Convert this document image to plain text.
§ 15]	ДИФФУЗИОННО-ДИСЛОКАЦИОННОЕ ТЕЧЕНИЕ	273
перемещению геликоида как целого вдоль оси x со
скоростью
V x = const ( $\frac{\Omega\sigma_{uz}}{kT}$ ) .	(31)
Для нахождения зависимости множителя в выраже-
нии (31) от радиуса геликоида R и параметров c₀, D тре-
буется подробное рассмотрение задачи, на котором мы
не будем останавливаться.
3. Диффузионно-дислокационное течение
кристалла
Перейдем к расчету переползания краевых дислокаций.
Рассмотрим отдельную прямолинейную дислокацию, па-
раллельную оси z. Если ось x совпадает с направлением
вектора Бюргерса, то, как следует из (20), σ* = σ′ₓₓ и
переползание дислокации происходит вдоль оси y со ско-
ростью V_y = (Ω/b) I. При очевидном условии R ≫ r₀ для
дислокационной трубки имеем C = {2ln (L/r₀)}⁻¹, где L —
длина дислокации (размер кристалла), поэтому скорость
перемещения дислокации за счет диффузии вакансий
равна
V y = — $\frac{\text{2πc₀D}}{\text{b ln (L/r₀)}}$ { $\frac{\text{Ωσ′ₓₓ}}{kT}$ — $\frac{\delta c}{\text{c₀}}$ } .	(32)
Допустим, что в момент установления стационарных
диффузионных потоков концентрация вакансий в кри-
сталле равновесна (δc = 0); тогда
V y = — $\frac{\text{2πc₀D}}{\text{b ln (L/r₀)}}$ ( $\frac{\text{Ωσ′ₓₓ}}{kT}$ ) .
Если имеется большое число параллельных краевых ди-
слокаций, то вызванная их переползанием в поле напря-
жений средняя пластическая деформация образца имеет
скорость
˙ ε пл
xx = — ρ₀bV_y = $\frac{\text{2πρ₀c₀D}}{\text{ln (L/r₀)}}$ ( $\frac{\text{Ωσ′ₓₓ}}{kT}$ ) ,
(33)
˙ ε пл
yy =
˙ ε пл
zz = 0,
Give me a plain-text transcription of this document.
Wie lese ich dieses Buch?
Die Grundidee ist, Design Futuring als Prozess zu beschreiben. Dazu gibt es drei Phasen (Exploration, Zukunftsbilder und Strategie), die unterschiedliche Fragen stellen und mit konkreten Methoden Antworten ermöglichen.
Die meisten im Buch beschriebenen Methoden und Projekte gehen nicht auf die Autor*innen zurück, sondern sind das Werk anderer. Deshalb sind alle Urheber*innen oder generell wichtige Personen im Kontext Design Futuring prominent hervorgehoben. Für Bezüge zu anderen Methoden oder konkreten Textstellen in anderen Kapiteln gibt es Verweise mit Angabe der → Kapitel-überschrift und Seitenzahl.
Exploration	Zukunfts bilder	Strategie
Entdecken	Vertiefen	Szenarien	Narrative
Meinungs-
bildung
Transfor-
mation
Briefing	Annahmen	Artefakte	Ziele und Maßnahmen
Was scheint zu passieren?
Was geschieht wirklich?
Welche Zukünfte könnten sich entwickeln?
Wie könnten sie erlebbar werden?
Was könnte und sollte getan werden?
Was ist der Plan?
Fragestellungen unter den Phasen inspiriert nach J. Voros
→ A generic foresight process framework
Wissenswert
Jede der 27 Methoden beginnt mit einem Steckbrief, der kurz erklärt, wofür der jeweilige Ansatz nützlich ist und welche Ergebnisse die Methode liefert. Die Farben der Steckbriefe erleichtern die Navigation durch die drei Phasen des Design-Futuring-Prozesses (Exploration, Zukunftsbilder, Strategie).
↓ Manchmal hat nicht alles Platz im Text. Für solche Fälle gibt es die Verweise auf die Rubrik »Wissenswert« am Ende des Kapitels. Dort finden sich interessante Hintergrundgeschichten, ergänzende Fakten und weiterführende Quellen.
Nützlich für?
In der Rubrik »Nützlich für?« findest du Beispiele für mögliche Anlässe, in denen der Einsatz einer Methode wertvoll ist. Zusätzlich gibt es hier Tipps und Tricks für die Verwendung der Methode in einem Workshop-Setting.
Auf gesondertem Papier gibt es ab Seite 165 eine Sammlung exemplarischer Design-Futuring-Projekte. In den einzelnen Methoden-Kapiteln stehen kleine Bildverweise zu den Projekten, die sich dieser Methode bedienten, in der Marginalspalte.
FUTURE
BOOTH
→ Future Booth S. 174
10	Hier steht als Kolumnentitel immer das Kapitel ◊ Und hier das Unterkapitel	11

──────

Across the entries above, how many lines contain "вакансий"? Provide only the count.

2